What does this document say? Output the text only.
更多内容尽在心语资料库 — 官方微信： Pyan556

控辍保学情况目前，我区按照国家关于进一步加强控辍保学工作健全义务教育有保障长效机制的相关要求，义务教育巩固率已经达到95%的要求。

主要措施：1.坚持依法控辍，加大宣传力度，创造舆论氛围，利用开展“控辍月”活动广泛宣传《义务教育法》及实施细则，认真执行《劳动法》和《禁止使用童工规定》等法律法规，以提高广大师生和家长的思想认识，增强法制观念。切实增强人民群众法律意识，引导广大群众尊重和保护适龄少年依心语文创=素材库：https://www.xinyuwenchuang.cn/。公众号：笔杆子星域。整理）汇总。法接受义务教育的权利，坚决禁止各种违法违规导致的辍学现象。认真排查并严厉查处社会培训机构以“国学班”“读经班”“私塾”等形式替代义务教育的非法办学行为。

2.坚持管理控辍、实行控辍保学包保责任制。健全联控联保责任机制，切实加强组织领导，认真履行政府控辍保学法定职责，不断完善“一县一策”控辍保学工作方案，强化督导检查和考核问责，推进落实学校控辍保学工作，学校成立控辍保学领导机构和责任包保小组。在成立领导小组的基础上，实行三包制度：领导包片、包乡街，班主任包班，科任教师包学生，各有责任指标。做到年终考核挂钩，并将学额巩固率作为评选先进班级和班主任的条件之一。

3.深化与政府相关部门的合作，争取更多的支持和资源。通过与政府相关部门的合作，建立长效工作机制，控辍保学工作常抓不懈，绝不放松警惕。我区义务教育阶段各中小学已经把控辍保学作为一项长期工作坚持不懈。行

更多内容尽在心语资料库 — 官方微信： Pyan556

PROBLEM DESCRIPTION
Retype the data in full and match it exactly.

FULL ANSWER
What does this document say? Output the text only.
更多内容尽在心语资料库 — 官方微信： Pyan556

控辍保学情况目前，我区按照国家关于进一步加强控辍保学工作健全义务教育有保障长效机制的相关要求，义务教育巩固率已经达到95%的要求。

主要措施：1.坚持依法控辍，加大宣传力度，创造舆论氛围，利用开展“控辍月”活动广泛宣传《义务教育法》及实施细则，认真执行《劳动法》和《禁止使用童工规定》等法律法规，以提高广大师生和家长的思想认识，增强法制观念。切实增强人民群众法律意识，引导广大群众尊重和保护适龄少年依心语文创=素材库：https://www.xinyuwenchuang.cn/。公众号：笔杆子星域。整理）汇总。法接受义务教育的权利，坚决禁止各种违法违规导致的辍学现象。认真排查并严厉查处社会培训机构以“国学班”“读经班”“私塾”等形式替代义务教育的非法办学行为。

2.坚持管理控辍、实行控辍保学包保责任制。健全联控联保责任机制，切实加强组织领导，认真履行政府控辍保学法定职责，不断完善“一县一策”控辍保学工作方案，强化督导检查和考核问责，推进落实学校控辍保学工作，学校成立控辍保学领导机构和责任包保小组。在成立领导小组的基础上，实行三包制度：领导包片、包乡街，班主任包班，科任教师包学生，各有责任指标。做到年终考核挂钩，并将学额巩固率作为评选先进班级和班主任的条件之一。

3.深化与政府相关部门的合作，争取更多的支持和资源。通过与政府相关部门的合作，建立长效工作机制，控辍保学工作常抓不懈，绝不放松警惕。我区义务教育阶段各中小学已经把控辍保学作为一项长期工作坚持不懈。行

更多内容尽在心语资料库 — 官方微信： Pyan556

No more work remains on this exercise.